* Problem statement: In the entries below, find every line with "有理数的运算" and copy it.

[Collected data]

(begin)

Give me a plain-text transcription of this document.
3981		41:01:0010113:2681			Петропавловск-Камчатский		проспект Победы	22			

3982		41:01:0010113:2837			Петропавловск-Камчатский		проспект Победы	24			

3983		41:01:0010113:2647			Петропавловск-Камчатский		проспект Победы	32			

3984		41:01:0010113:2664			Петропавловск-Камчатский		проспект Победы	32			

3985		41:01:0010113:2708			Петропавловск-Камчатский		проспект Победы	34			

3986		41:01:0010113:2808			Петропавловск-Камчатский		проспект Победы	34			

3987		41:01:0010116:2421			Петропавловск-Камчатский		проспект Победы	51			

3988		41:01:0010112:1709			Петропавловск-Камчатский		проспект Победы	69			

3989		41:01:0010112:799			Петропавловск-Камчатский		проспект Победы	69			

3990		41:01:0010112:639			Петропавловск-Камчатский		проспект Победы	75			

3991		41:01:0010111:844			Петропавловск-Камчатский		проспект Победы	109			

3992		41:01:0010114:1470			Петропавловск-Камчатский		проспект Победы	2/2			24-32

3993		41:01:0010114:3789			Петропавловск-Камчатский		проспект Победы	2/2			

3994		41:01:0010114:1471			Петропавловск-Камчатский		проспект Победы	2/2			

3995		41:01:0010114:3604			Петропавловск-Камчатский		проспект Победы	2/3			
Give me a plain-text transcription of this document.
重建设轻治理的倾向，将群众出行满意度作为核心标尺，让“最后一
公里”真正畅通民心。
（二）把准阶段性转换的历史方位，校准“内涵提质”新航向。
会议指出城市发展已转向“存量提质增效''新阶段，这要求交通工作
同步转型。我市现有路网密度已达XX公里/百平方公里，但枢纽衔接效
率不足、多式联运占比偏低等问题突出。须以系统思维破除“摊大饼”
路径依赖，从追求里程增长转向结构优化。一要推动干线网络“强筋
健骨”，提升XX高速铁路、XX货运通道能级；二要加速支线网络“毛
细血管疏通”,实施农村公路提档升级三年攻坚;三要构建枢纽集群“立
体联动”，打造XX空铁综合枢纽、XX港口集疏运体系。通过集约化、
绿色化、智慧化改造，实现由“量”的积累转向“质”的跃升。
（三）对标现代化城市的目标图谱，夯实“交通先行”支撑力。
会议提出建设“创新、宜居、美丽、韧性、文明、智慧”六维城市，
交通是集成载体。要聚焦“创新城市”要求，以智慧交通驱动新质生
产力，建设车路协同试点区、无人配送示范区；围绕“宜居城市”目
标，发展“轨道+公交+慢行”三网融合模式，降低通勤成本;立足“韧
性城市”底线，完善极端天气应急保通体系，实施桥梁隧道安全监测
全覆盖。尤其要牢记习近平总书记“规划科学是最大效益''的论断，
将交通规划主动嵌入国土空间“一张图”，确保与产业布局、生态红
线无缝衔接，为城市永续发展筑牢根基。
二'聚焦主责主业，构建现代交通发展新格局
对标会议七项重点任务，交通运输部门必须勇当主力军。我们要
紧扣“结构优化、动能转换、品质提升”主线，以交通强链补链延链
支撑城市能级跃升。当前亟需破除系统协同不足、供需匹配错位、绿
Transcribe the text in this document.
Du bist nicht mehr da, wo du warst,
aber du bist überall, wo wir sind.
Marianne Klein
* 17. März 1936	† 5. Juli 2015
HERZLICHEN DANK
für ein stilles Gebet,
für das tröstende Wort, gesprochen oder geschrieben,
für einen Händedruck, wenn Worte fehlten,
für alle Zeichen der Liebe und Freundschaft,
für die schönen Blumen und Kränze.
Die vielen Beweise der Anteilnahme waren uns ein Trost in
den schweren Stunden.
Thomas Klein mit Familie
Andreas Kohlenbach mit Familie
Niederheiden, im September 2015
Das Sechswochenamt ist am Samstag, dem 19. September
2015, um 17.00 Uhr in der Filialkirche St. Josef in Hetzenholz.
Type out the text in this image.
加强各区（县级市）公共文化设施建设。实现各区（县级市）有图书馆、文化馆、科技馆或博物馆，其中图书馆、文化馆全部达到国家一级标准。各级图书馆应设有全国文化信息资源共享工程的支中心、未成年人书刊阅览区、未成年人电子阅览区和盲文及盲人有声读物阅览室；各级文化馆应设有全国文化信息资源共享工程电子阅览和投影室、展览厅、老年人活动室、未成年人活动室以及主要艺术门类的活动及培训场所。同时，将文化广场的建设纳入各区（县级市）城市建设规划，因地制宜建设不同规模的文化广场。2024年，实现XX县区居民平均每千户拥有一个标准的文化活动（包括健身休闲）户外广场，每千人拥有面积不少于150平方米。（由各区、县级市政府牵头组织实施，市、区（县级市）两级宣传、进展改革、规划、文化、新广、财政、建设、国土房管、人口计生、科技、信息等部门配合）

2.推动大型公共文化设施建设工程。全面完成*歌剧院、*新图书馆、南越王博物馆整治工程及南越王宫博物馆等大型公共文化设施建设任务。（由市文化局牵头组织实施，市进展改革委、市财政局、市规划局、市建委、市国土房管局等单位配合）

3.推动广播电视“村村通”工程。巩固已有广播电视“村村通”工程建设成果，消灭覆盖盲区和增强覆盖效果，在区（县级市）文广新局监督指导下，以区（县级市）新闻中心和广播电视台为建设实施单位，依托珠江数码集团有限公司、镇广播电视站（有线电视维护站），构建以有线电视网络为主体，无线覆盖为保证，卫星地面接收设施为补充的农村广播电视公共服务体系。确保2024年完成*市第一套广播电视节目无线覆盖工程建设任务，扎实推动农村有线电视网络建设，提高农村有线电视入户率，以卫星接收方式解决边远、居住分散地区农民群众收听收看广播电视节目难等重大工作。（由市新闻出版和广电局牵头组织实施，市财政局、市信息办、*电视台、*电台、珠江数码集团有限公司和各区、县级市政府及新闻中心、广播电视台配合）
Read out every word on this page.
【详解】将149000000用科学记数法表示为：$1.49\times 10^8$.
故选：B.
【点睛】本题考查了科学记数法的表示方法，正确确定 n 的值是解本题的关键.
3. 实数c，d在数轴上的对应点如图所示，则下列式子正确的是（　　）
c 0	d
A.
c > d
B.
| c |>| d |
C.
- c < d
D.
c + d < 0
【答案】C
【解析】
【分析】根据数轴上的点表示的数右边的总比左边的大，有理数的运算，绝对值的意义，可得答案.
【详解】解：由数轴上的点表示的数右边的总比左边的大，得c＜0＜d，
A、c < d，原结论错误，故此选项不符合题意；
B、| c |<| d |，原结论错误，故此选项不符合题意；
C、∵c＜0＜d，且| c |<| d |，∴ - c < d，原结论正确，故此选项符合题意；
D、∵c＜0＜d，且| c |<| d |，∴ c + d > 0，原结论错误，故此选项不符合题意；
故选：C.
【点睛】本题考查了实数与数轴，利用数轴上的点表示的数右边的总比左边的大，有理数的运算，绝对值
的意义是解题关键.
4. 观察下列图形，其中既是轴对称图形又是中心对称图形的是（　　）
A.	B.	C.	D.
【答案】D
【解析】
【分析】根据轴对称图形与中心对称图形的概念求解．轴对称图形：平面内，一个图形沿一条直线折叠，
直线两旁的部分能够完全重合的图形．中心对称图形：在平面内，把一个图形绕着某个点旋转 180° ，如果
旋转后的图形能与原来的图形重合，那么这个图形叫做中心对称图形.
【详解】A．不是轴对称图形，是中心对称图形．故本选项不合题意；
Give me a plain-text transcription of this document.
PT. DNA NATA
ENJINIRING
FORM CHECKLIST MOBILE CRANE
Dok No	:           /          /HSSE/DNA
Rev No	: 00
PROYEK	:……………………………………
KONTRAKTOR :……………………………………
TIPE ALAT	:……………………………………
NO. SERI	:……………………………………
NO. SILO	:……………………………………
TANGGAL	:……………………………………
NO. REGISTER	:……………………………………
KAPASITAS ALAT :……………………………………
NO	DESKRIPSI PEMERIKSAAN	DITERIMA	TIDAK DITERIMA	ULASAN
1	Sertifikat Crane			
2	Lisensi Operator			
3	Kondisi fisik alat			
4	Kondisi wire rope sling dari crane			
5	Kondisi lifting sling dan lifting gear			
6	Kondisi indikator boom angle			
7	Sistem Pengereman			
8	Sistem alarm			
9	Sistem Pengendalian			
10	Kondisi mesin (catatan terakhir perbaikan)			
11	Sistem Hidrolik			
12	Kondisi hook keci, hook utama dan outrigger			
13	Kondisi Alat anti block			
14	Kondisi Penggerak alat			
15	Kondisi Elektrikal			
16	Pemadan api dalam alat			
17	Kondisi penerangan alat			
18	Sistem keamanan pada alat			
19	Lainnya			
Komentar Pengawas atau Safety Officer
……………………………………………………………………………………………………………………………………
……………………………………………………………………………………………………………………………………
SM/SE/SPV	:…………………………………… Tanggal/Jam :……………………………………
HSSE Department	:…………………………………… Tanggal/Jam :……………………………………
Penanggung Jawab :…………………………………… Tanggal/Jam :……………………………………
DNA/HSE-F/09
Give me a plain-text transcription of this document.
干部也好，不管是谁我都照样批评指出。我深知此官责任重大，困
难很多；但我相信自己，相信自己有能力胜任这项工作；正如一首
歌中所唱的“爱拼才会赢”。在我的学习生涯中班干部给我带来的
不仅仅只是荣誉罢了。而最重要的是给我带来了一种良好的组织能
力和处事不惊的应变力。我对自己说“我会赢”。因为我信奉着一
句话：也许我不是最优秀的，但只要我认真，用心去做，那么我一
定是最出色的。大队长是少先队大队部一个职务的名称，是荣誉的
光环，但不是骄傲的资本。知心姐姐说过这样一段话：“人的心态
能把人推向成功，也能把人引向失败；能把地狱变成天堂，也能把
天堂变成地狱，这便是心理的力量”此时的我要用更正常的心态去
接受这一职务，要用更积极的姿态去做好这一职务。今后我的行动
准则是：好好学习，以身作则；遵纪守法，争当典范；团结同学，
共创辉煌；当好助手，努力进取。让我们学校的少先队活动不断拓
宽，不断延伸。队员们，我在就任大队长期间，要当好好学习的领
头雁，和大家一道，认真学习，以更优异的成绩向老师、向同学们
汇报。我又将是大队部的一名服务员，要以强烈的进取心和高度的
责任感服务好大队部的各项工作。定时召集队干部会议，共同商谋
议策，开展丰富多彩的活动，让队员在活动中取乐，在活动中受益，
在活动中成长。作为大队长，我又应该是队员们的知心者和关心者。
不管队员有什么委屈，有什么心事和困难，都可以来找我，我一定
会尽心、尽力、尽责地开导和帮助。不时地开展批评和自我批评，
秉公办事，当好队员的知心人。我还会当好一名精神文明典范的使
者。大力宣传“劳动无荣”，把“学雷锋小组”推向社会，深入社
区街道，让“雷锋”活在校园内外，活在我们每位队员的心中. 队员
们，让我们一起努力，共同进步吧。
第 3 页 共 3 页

(end)

* Result of the exercise:
【分析】根据数轴上的点表示的数右边的总比左边的大，有理数的运算，绝对值的意义，可得答案.
【点睛】本题考查了实数与数轴，利用数轴上的点表示的数右边的总比左边的大，有理数的运算，绝对值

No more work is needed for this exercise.